* [Exercise]
Repeat every line below exactly as it reads.

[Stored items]
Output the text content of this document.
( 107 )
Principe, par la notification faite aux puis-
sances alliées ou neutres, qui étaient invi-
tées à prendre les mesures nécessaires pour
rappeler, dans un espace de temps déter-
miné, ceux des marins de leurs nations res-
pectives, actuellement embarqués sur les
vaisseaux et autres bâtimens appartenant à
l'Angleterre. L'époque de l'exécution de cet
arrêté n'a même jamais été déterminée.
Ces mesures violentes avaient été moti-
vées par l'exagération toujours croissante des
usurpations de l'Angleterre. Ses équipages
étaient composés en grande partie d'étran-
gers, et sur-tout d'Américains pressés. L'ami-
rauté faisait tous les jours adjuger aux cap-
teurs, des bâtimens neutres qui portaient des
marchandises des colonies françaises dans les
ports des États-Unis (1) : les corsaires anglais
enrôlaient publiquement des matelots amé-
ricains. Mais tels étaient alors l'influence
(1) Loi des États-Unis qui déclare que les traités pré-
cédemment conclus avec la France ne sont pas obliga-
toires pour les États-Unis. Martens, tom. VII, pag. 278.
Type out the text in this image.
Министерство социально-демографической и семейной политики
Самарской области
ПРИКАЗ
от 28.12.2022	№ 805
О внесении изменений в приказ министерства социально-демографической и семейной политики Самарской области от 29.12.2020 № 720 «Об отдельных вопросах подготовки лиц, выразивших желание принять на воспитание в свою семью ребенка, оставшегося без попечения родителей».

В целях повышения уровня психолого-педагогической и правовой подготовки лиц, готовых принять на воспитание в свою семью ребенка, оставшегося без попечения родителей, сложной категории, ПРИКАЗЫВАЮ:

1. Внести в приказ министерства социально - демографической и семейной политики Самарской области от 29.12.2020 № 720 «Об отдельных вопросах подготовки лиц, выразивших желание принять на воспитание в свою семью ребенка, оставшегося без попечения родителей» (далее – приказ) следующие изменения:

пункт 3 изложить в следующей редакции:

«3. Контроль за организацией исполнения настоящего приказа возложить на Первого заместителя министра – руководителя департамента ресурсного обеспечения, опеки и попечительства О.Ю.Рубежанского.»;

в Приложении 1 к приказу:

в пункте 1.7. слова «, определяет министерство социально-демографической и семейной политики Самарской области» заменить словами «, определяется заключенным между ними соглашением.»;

* [Written solution]
Output the text content of this document.
( 107 )
Principe, par la notification faite aux puis-
sances alliées ou neutres, qui étaient invi-
tées à prendre les mesures nécessaires pour
rappeler, dans un espace de temps déter-
miné, ceux des marins de leurs nations res-
pectives, actuellement embarqués sur les
vaisseaux et autres bâtimens appartenant à
l'Angleterre. L'époque de l'exécution de cet
arrêté n'a même jamais été déterminée.
Ces mesures violentes avaient été moti-
vées par l'exagération toujours croissante des
usurpations de l'Angleterre. Ses équipages
étaient composés en grande partie d'étran-
gers, et sur-tout d'Américains pressés. L'ami-
rauté faisait tous les jours adjuger aux cap-
teurs, des bâtimens neutres qui portaient des
marchandises des colonies françaises dans les
ports des États-Unis (1) : les corsaires anglais
enrôlaient publiquement des matelots amé-
ricains. Mais tels étaient alors l'influence
(1) Loi des États-Unis qui déclare que les traités pré-
cédemment conclus avec la France ne sont pas obliga-
toires pour les États-Unis. Martens, tom. VII, pag. 278.
Type out the text in this image.
Министерство социально-демографической и семейной политики
Самарской области
ПРИКАЗ
от 28.12.2022	№ 805
О внесении изменений в приказ министерства социально-демографической и семейной политики Самарской области от 29.12.2020 № 720 «Об отдельных вопросах подготовки лиц, выразивших желание принять на воспитание в свою семью ребенка, оставшегося без попечения родителей».

В целях повышения уровня психолого-педагогической и правовой подготовки лиц, готовых принять на воспитание в свою семью ребенка, оставшегося без попечения родителей, сложной категории, ПРИКАЗЫВАЮ:

1. Внести в приказ министерства социально - демографической и семейной политики Самарской области от 29.12.2020 № 720 «Об отдельных вопросах подготовки лиц, выразивших желание принять на воспитание в свою семью ребенка, оставшегося без попечения родителей» (далее – приказ) следующие изменения:

пункт 3 изложить в следующей редакции:

«3. Контроль за организацией исполнения настоящего приказа возложить на Первого заместителя министра – руководителя департамента ресурсного обеспечения, опеки и попечительства О.Ю.Рубежанского.»;

в Приложении 1 к приказу:

в пункте 1.7. слова «, определяет министерство социально-демографической и семейной политики Самарской области» заменить словами «, определяется заключенным между ними соглашением.»;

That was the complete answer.